Request = List, from the lines below, each one with "JSON" in it.

--- BEGIN ---

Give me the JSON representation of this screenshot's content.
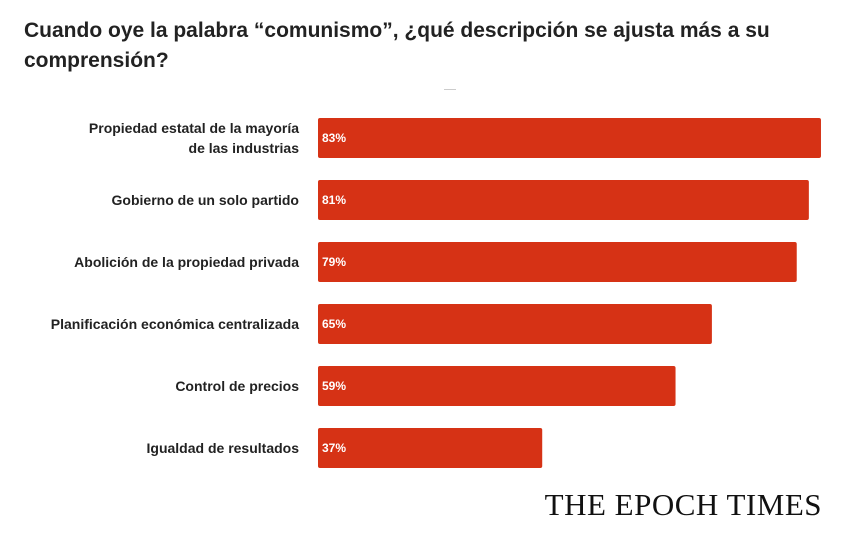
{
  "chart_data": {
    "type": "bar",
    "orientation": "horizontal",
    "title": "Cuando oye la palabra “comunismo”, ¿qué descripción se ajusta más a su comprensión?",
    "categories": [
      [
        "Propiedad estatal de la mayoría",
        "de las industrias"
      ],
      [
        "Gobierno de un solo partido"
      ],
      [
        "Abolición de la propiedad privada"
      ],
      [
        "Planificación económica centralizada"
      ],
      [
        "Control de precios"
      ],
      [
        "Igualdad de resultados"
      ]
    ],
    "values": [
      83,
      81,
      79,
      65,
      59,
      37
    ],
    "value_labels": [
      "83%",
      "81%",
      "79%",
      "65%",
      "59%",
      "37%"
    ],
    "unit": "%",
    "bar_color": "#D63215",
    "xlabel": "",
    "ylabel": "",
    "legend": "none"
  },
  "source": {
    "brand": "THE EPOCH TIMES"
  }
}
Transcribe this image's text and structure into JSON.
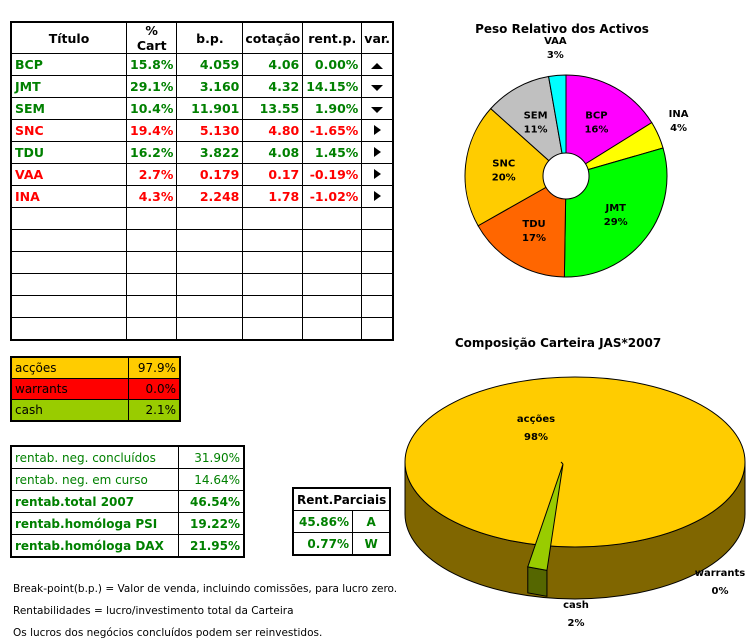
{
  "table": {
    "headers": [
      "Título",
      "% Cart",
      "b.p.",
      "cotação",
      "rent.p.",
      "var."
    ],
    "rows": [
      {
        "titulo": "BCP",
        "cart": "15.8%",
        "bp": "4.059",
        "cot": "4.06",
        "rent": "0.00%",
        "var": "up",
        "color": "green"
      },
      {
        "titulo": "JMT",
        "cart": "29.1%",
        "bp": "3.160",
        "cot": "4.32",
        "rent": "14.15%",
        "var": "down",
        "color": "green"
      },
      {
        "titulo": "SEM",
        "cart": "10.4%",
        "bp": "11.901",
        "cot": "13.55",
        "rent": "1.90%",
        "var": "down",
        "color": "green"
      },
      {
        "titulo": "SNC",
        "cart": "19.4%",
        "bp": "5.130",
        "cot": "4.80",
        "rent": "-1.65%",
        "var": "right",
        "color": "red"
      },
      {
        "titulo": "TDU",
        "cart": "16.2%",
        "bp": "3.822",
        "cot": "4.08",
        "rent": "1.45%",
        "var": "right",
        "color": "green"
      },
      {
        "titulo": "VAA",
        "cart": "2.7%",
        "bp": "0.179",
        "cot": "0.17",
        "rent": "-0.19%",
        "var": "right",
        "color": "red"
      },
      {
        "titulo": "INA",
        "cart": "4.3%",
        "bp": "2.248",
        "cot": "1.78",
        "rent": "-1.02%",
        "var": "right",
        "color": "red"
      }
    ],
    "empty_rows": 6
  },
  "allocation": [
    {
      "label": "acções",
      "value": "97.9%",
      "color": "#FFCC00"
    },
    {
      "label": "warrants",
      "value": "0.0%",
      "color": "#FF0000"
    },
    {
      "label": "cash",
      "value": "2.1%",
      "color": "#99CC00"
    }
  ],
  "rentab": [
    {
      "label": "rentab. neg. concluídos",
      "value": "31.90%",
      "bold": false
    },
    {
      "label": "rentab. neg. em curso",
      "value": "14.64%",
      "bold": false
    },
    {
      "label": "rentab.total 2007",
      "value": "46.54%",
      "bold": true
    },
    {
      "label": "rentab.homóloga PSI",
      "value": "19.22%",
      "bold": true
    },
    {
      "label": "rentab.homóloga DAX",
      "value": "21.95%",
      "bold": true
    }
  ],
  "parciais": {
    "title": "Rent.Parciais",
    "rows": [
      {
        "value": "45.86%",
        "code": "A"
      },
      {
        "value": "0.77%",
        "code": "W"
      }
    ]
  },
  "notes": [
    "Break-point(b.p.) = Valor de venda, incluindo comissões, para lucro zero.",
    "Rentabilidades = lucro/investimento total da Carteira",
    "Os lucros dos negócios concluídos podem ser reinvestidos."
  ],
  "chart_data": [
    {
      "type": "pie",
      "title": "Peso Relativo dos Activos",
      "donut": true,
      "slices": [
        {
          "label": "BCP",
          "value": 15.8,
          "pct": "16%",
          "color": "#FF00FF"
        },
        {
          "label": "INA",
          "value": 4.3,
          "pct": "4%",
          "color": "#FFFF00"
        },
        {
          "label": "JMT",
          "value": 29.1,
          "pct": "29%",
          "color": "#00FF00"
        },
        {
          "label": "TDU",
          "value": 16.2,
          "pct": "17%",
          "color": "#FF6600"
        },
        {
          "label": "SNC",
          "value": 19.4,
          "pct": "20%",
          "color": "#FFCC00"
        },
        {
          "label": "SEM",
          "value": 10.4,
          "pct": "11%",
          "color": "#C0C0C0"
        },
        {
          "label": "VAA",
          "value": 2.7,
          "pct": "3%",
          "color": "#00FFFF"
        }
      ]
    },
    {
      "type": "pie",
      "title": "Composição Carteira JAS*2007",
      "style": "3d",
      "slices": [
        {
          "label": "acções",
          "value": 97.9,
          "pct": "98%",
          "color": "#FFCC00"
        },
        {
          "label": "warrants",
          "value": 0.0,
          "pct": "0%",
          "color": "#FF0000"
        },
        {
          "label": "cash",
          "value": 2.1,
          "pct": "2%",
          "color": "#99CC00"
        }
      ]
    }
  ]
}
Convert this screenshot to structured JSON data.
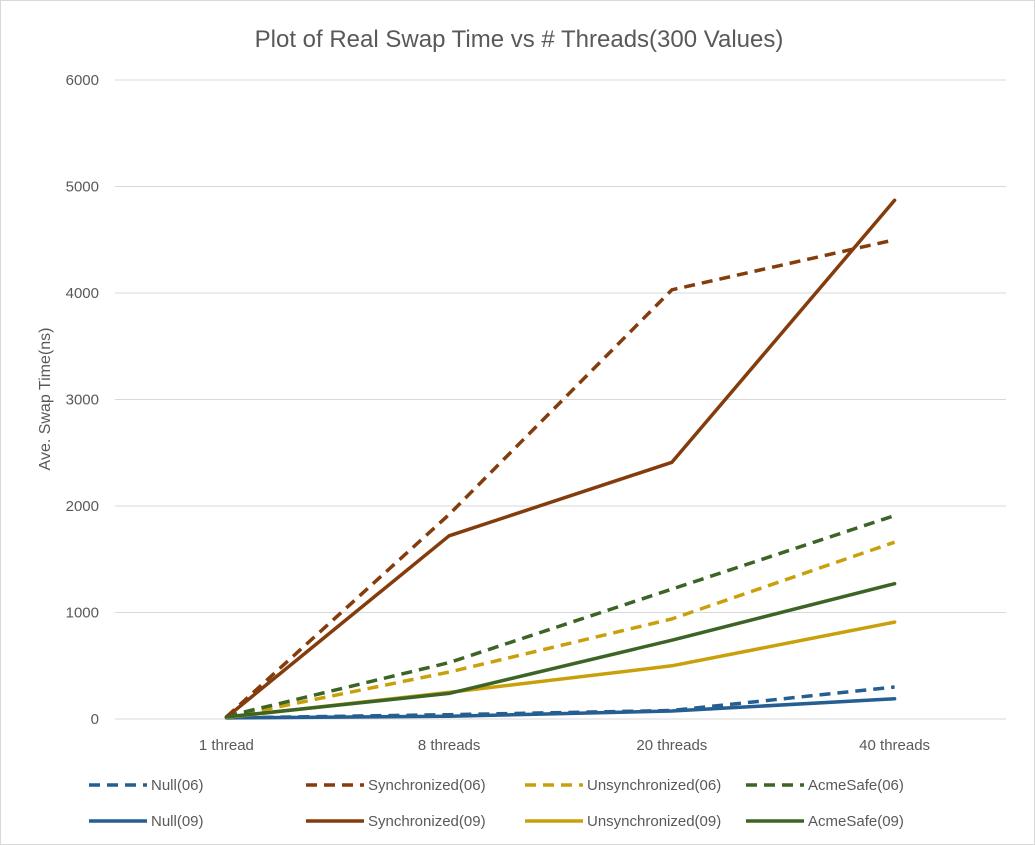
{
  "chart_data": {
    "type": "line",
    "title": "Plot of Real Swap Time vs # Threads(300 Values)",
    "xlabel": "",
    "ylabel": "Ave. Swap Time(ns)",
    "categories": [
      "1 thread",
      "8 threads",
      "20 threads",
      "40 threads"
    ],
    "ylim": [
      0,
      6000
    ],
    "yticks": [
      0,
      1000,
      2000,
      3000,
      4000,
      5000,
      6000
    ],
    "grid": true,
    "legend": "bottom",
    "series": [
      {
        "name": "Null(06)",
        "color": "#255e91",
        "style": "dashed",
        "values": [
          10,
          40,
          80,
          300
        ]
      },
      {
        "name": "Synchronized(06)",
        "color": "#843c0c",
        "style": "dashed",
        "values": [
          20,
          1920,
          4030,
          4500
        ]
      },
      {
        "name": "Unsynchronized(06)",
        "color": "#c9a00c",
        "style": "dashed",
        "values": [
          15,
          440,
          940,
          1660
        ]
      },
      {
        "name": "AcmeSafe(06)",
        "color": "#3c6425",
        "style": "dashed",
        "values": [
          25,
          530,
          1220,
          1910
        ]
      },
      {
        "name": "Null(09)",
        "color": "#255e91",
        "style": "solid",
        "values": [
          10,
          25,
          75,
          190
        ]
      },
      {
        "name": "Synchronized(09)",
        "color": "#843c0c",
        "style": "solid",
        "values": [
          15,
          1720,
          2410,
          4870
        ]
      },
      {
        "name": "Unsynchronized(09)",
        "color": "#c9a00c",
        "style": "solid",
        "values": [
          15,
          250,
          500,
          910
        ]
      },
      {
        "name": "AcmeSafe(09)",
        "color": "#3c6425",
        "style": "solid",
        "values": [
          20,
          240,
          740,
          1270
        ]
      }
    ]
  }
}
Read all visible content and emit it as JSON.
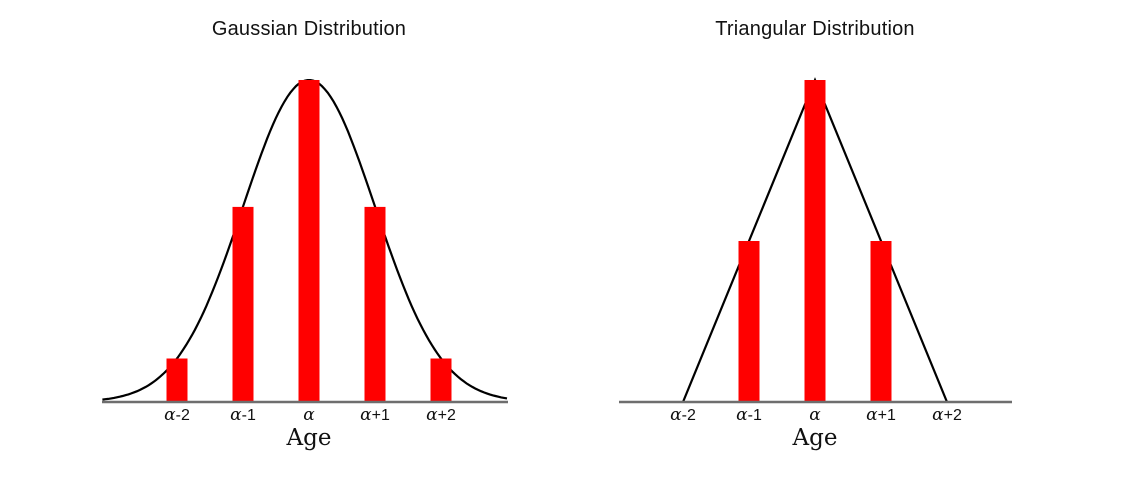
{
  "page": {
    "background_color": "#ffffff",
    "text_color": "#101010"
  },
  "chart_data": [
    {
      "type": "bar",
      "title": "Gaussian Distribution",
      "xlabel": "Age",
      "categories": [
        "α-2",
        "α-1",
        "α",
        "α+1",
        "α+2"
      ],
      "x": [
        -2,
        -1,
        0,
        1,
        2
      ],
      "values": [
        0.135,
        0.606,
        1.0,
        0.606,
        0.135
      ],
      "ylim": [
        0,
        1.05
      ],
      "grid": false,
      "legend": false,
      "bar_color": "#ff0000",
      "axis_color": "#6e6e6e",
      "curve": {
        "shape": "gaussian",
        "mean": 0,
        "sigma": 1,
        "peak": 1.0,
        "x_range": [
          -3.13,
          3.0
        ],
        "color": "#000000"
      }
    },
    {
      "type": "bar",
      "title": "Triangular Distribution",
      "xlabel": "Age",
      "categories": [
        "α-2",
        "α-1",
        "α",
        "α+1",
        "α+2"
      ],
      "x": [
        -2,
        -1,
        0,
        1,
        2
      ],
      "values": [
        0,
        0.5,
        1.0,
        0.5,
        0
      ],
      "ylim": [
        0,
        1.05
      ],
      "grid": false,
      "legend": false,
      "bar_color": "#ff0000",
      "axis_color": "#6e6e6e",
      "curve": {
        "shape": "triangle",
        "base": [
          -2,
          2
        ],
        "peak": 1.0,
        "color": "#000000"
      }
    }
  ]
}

--- END ---

Exercise answer =
Give me the JSON representation of this screenshot's content.
Transcribe this image's text and structure into JSON.
Convert this screenshot to structured JSON data.
Read all visible content and emit it as JSON.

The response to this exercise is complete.